= Record extracts =
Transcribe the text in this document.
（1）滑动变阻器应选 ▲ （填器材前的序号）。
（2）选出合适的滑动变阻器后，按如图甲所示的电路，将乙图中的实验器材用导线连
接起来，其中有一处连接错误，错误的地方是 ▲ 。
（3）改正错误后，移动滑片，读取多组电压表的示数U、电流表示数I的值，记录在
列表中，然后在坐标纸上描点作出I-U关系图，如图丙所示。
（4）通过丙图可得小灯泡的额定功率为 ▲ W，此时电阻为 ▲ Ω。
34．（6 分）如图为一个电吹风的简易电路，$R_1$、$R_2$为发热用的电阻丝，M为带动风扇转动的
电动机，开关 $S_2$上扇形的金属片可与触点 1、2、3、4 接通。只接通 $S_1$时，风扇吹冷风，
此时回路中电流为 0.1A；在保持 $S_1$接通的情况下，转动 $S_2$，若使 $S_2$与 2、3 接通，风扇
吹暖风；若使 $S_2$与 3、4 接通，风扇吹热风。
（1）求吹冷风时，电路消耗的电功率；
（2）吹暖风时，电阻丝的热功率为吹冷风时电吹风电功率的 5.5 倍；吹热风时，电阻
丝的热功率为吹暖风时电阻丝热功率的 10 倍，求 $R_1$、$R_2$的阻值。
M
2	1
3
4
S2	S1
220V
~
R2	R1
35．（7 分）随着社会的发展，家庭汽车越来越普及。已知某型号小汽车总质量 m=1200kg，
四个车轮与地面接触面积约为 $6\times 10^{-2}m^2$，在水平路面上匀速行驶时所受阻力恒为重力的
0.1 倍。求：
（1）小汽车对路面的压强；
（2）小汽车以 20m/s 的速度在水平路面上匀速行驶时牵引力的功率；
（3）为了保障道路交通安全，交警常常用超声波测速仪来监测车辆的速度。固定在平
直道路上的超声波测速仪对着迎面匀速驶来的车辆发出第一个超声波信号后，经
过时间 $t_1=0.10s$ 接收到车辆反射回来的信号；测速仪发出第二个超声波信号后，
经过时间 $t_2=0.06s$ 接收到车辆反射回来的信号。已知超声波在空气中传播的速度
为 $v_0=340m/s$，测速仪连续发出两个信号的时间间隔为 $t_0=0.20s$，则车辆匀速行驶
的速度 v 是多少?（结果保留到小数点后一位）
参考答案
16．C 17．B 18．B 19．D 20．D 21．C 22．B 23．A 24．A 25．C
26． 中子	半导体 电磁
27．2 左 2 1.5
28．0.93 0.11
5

= Task =
Reproduce the listing in full. Keep it exactly as written.

= Reply to the task =
Transcribe the text in this document.
（1）滑动变阻器应选 ▲ （填器材前的序号）。
（2）选出合适的滑动变阻器后，按如图甲所示的电路，将乙图中的实验器材用导线连
接起来，其中有一处连接错误，错误的地方是 ▲ 。
（3）改正错误后，移动滑片，读取多组电压表的示数U、电流表示数I的值，记录在
列表中，然后在坐标纸上描点作出I-U关系图，如图丙所示。
（4）通过丙图可得小灯泡的额定功率为 ▲ W，此时电阻为 ▲ Ω。
34．（6 分）如图为一个电吹风的简易电路，$R_1$、$R_2$为发热用的电阻丝，M为带动风扇转动的
电动机，开关 $S_2$上扇形的金属片可与触点 1、2、3、4 接通。只接通 $S_1$时，风扇吹冷风，
此时回路中电流为 0.1A；在保持 $S_1$接通的情况下，转动 $S_2$，若使 $S_2$与 2、3 接通，风扇
吹暖风；若使 $S_2$与 3、4 接通，风扇吹热风。
（1）求吹冷风时，电路消耗的电功率；
（2）吹暖风时，电阻丝的热功率为吹冷风时电吹风电功率的 5.5 倍；吹热风时，电阻
丝的热功率为吹暖风时电阻丝热功率的 10 倍，求 $R_1$、$R_2$的阻值。
M
2	1
3
4
S2	S1
220V
~
R2	R1
35．（7 分）随着社会的发展，家庭汽车越来越普及。已知某型号小汽车总质量 m=1200kg，
四个车轮与地面接触面积约为 $6\times 10^{-2}m^2$，在水平路面上匀速行驶时所受阻力恒为重力的
0.1 倍。求：
（1）小汽车对路面的压强；
（2）小汽车以 20m/s 的速度在水平路面上匀速行驶时牵引力的功率；
（3）为了保障道路交通安全，交警常常用超声波测速仪来监测车辆的速度。固定在平
直道路上的超声波测速仪对着迎面匀速驶来的车辆发出第一个超声波信号后，经
过时间 $t_1=0.10s$ 接收到车辆反射回来的信号；测速仪发出第二个超声波信号后，
经过时间 $t_2=0.06s$ 接收到车辆反射回来的信号。已知超声波在空气中传播的速度
为 $v_0=340m/s$，测速仪连续发出两个信号的时间间隔为 $t_0=0.20s$，则车辆匀速行驶
的速度 v 是多少?（结果保留到小数点后一位）
参考答案
16．C 17．B 18．B 19．D 20．D 21．C 22．B 23．A 24．A 25．C
26． 中子	半导体 电磁
27．2 左 2 1.5
28．0.93 0.11
5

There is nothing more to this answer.